§ **課題文 A**
記録の中の「tanh-close-paren: ) [791,1801,802,1837]」を含む行から「mmse-numerator [702,1592,1101,1637]」を含む行までを、両端の行も含めて一字一句そのまま書き写してください。

§ **原文書**
┌──

# LIS DQN 画像入力
学習済みネットワークを使わずに画像をQNetworkの入力としている

In [None]:
# GYM
import sys
tmp_path = []
for it in sys.path:
    if not 'gym' in it:
        # print(it)
        tmp_path.append(it)
sys.path = tmp_path
sys.path.append('../..')
# faster rcnn
import sys
sys.path.append('../../../../chainer-faster-rcnn')
from lib.cpu_nms import cpu_nms as nms
from lib.models.faster_rcnn import FasterRCNN
import cv2 as cv

In [None]:
from __future__ import print_function
import copy
import os
import random
import collections
import numpy as np
import six.moves.cPickle as pickle

import gym
from PIL import Image

import chainer
from chainer import cuda, FunctionSet, Variable, optimizers
from chainer import links as L
import chainer.functions as F
from chainer.links import caffe

%matplotlib notebook
import matplotlib.pyplot as plt
# set display defaults
plt.rcParams['figure.figsize'] = (10, 10)        # large images
plt.rcParams['image.interpolation'] = 'nearest'  # don't interpolate: show square pixels
plt.rcParams['image.cmap'] = 'gray'  # use grayscale output rather than a (potentially misleading) color heatmap


# QNet

In [None]:
class QFunction(chainer.Chain):

    def __init__(self, n_actions):
        initializer = chainer.initializers.HeNormal()

└──

§ **課題文 B**
原文書のコードで plt.rcParams に値を設定しているキーをすべて挙げてください。

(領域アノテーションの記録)
┌──

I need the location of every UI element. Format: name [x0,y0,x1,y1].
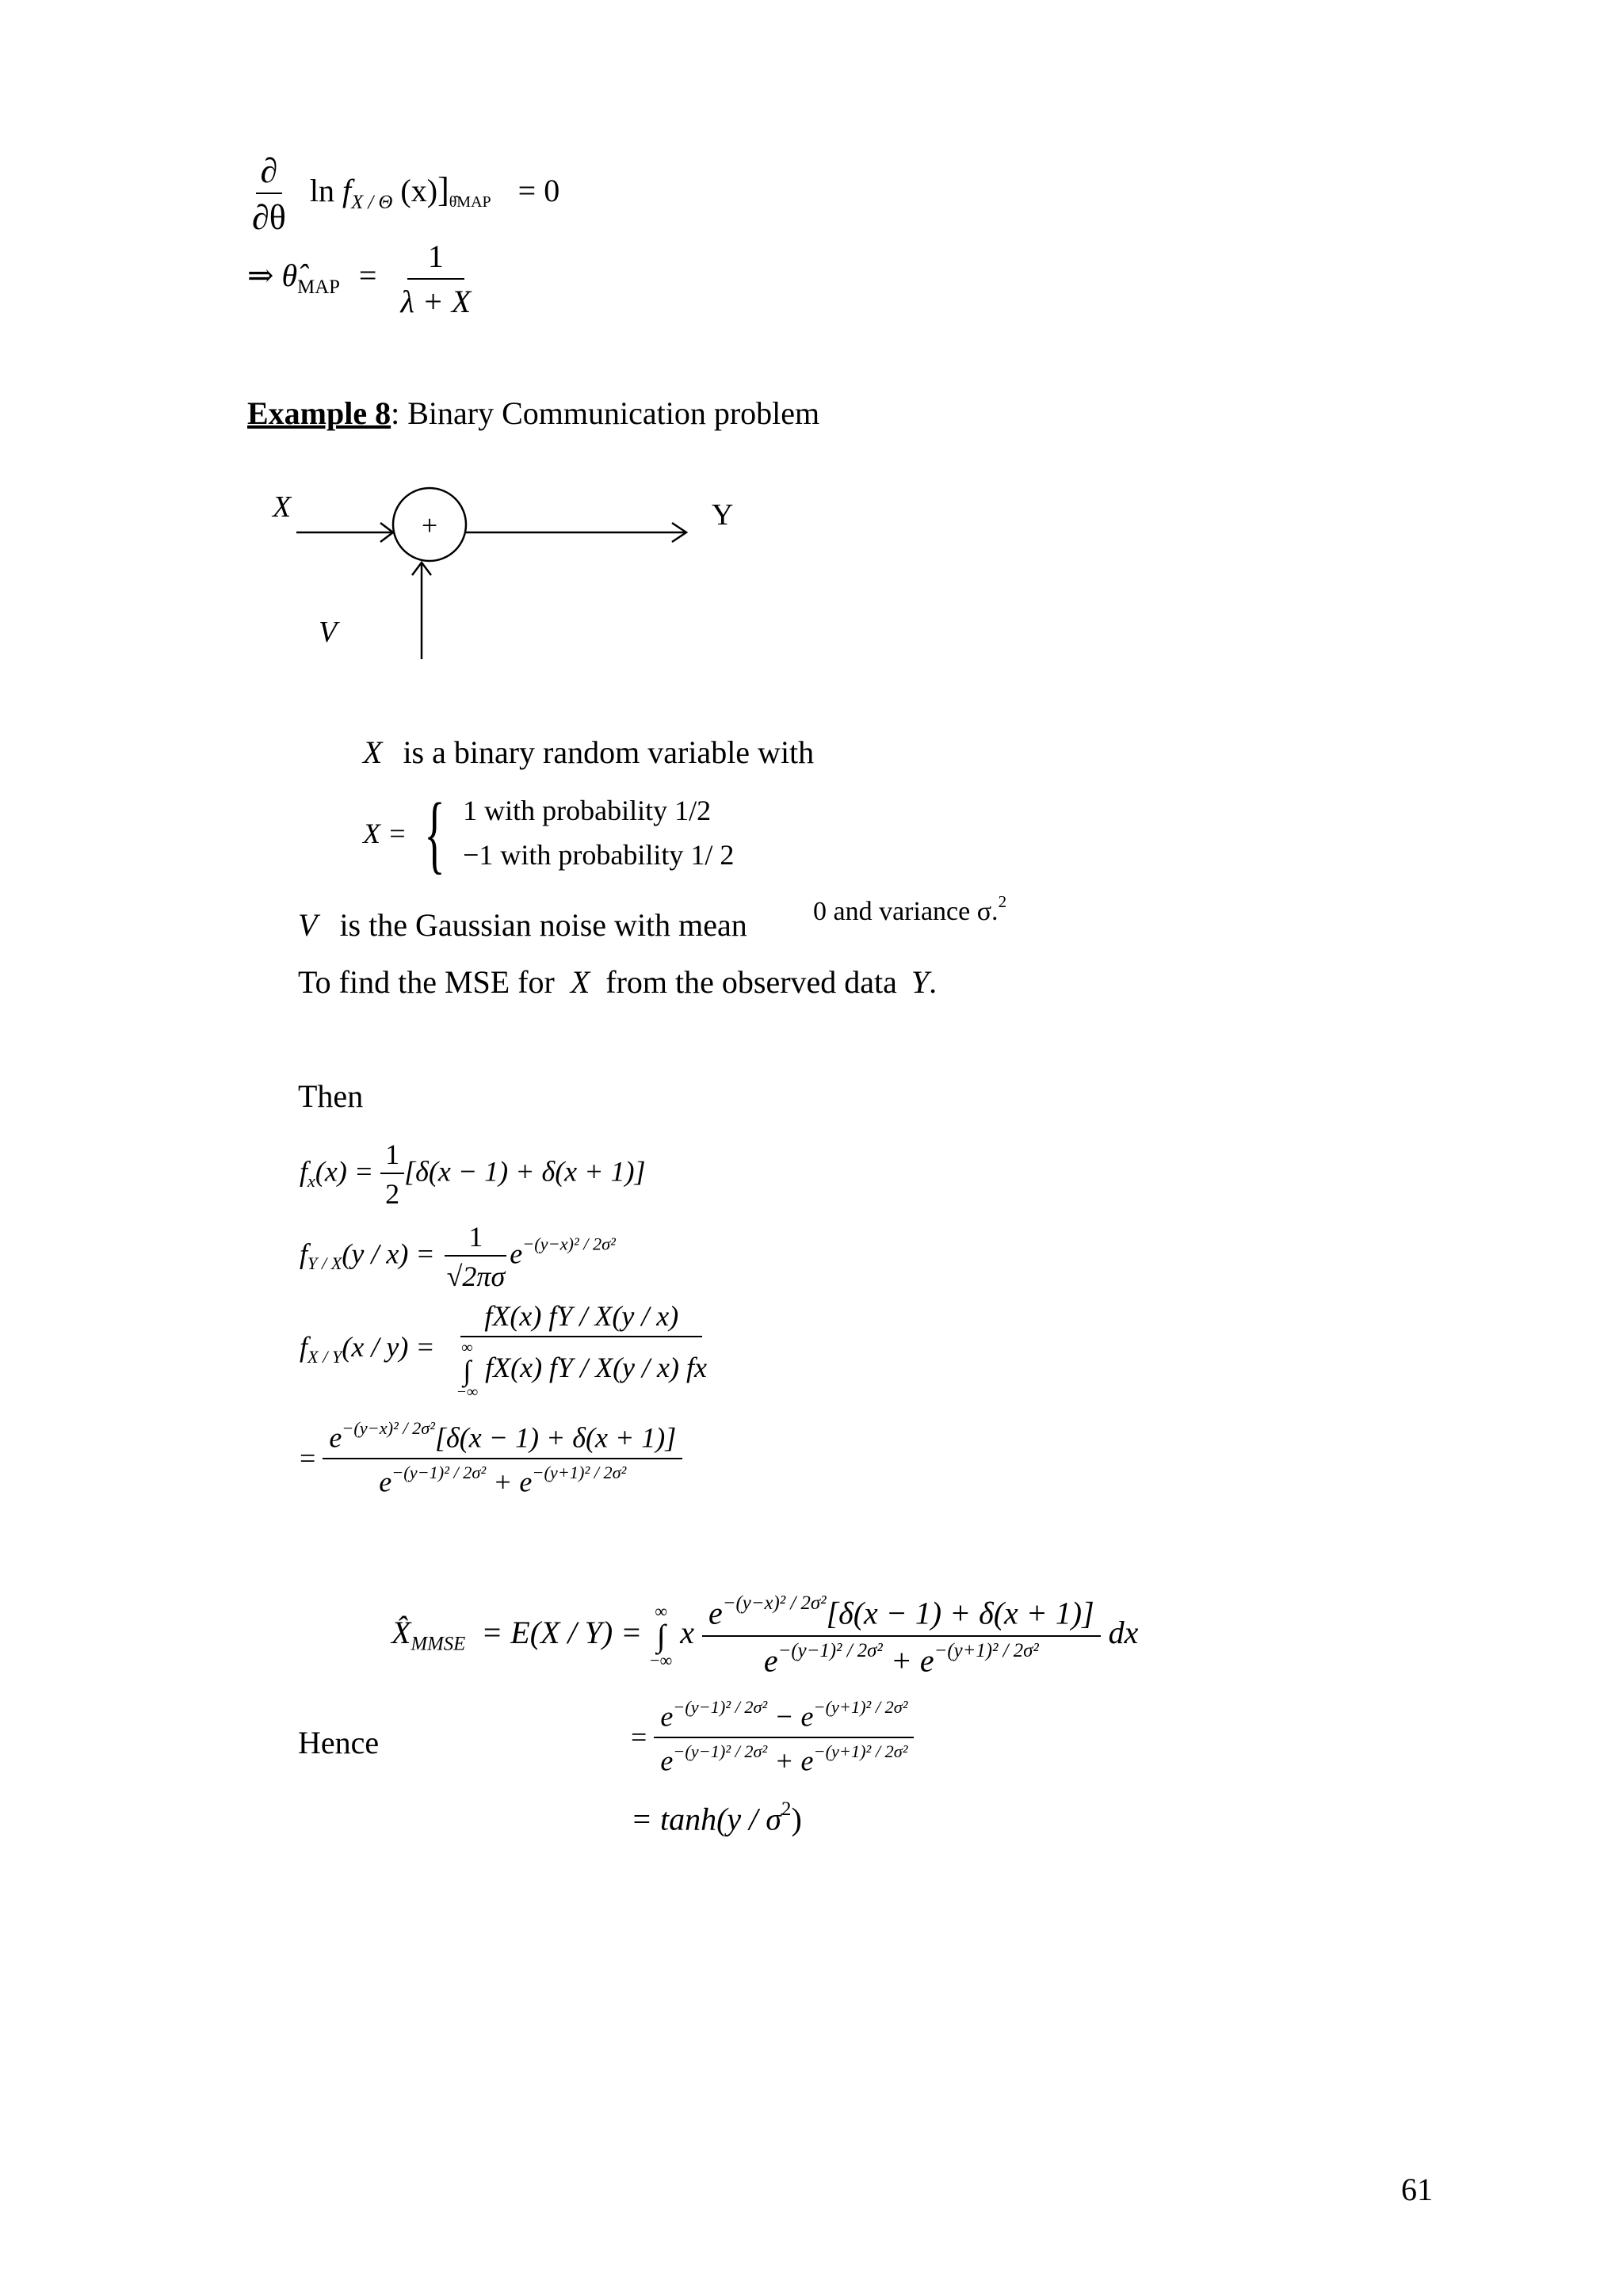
tanh-close-paren: ) [791,1801,802,1837]
output-label: Y [712,498,734,532]
delta-sum: [δ(x − 1) + δ(x + 1)] [404,1155,646,1188]
bayes-integral [456,1341,478,1401]
channel-block-diagram [262,475,753,666]
f-argument: (x) [400,173,438,209]
post-num-exp: −(y−x)² / 2σ² [342,1418,435,1438]
likelihood-equation [300,1220,616,1293]
mmse-numerator [702,1592,1101,1637]
hence-den-plus: + e [774,1745,814,1777]
equals-zero: = 0 [517,173,560,209]
tanh-expression: = tanh(y / σ [631,1801,782,1837]
integral-sign: ∫ [463,1354,472,1386]
v-description [298,906,747,944]
mse-text-b: from the observed data [605,964,897,1000]
mmse-den-plus: + e [890,1642,934,1679]
fxy-subscript: X / Y [307,1346,342,1367]
post-num-rest: [δ(x − 1) + δ(x + 1)] [434,1421,677,1454]
hyperbolic-fraction-equation [631,1697,914,1777]
hence-den-a: e [660,1745,674,1777]
gaussian-denominator: √2πσ [446,1261,506,1292]
hence-num-a: e [660,1700,674,1733]
example-subtitle: : Binary Communication problem [391,395,820,431]
half-fraction [380,1138,404,1211]
mmse-dx: dx [1108,1614,1139,1650]
conditional-expectation: = E(X / Y) = [481,1614,643,1650]
half-numerator: 1 [380,1138,404,1174]
mmse-integral-upper: ∞ [655,1600,668,1621]
mse-x: X [570,964,590,1000]
post-den-plus: + e [493,1466,533,1498]
map-denominator: λ + X [400,284,472,319]
posterior-equation [300,1299,712,1401]
mmse-integral-lower: −∞ [650,1650,673,1670]
x-definition [363,784,735,882]
bayes-denominator [452,1337,712,1401]
fxy-argument: (x / y) = [342,1331,435,1363]
equals-sign: = [358,257,377,294]
hence-denominator [655,1738,912,1778]
posterior-fraction [323,1418,682,1498]
integral-lower: −∞ [456,1383,479,1401]
post-den-b-exp: −(y+1)² / 2σ² [532,1462,627,1482]
mmse-den-a-exp: −(y−1)² / 2σ² [777,1639,883,1661]
posterior-numerator [323,1418,682,1459]
mmse-integral-sign: ∫ [656,1617,666,1653]
map-estimate-equation [247,238,475,320]
fxy-symbol: f [300,1331,308,1363]
hence-equals: = [631,1721,647,1753]
bayes-denominator-text: fX(x) fY / X(y / x) fx [485,1352,707,1384]
partial-numerator: ∂ [256,151,283,194]
mse-y: Y [911,964,930,1000]
x-description [363,734,814,771]
posterior-denominator [374,1459,631,1499]
mmse-num-rest: [δ(x − 1) + δ(x + 1)] [826,1595,1094,1631]
implies-arrow: ⇒ [247,257,274,294]
mse-period: . [929,964,938,1000]
theta-subscript: MAP [297,276,340,298]
partial-fraction [247,151,291,238]
mmse-subscript: MMSE [411,1633,466,1655]
map-fraction [395,238,475,320]
integral-upper: ∞ [461,1339,473,1356]
hence-den-a-exp: −(y−1)² / 2σ² [673,1741,768,1761]
fyx-subscript: Y / X [307,1253,342,1274]
hence-fraction [654,1697,914,1777]
fx-symbol: f [300,1155,308,1188]
post-den-a-exp: −(y−1)² / 2σ² [391,1462,487,1482]
case-positive: 1 with probability 1/2 [463,795,712,826]
hence-den-b-exp: −(y+1)² / 2σ² [813,1741,908,1761]
gaussian-norm-fraction [442,1220,510,1293]
mmse-fraction [702,1592,1101,1679]
partial-denominator: ∂θ [252,198,286,237]
f-subscript: X / Θ [351,191,393,213]
input-label: X [273,490,292,524]
mmse-num-base: e [708,1595,723,1631]
mse-text-a: To find the MSE for [298,964,555,1000]
v-variance [813,892,1006,927]
x-variable: X [363,734,383,770]
hence-num-b-exp: −(y+1)² / 2σ² [813,1697,908,1717]
hence-num-minus: − e [774,1700,814,1733]
case-negative: −1 with probability 1/ 2 [463,838,735,871]
mmse-den-b-exp: −(y+1)² / 2σ² [934,1639,1039,1661]
variance-exponent: 2 [998,892,1007,911]
post-den-a: e [379,1466,392,1498]
mmse-integral [650,1600,673,1670]
v-variable: V [298,907,318,943]
mmse-num-exp: −(y−x)² / 2σ² [722,1592,827,1614]
mmse-denominator [759,1637,1044,1680]
then-label: Then [298,1078,364,1114]
v-description-text: is the Gaussian noise with mean [339,907,747,943]
theta-hat: θ̂ [281,257,298,294]
post-num-base: e [329,1421,342,1454]
bayes-fraction [452,1299,712,1401]
hence-num-a-exp: −(y−1)² / 2σ² [673,1697,768,1717]
exp-base: e [510,1238,523,1270]
page-number: 61 [1401,2172,1433,2207]
map-numerator: 1 [407,238,464,280]
mmse-den-a: e [763,1642,778,1679]
tanh-result [631,1798,802,1838]
x-def-lhs: X = [363,817,407,849]
noise-label: V [319,616,338,649]
half-denominator: 2 [385,1178,400,1210]
prior-pdf-equation [300,1138,645,1211]
cases-list [463,789,734,878]
mse-goal [298,963,937,1001]
hence-label: Hence [298,1725,380,1760]
posterior-equals: = [300,1442,316,1474]
fyx-symbol: f [300,1238,308,1270]
ln-text: ln [309,173,334,209]
fx-argument: (x) = [315,1155,374,1188]
fx-subscript: x [307,1171,315,1192]
example-title: Example 8 [247,395,391,431]
mmse-x: x [680,1614,695,1650]
cases-brace: { [424,784,445,882]
tanh-exponent: 2 [781,1798,792,1820]
x-description-text: is a binary random variable with [403,734,815,770]
example-heading [247,395,819,432]
f-symbol: f [342,173,352,209]
v-mean-variance-text: 0 and variance σ. [813,896,999,926]
fyx-argument: (y / x) = [342,1238,435,1270]
exp-exponent: −(y−x)² / 2σ² [522,1234,616,1254]
evaluation-subscript: θ̂MAP [449,193,491,212]
map-derivative-equation: $\frac{\partial}{\partial\theta}$ $\ln f_{X / \Theta}$ $(x)]_{\thetâMAP} = 0$ [247,151,559,238]
bayes-numerator: fX(x) fY / X(y / x) [460,1299,702,1337]
hence-numerator [654,1697,914,1738]
mmse-equation [391,1592,1138,1679]
gaussian-numerator: 1 [445,1220,506,1257]
adder-symbol: + [421,509,438,541]
posterior-simplified [300,1418,682,1498]
x-hat: X̂ [391,1614,411,1650]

└──

§ **解答例 A**
tanh-close-paren: ) [791,1801,802,1837]
output-label: Y [712,498,734,532]
delta-sum: [δ(x − 1) + δ(x + 1)] [404,1155,646,1188]
bayes-integral [456,1341,478,1401]
channel-block-diagram [262,475,753,666]
f-argument: (x) [400,173,438,209]
post-num-exp: −(y−x)² / 2σ² [342,1418,435,1438]
likelihood-equation [300,1220,616,1293]
mmse-numerator [702,1592,1101,1637]

§ **解答例 B**
figure.figsize
image.interpolation
image.cmap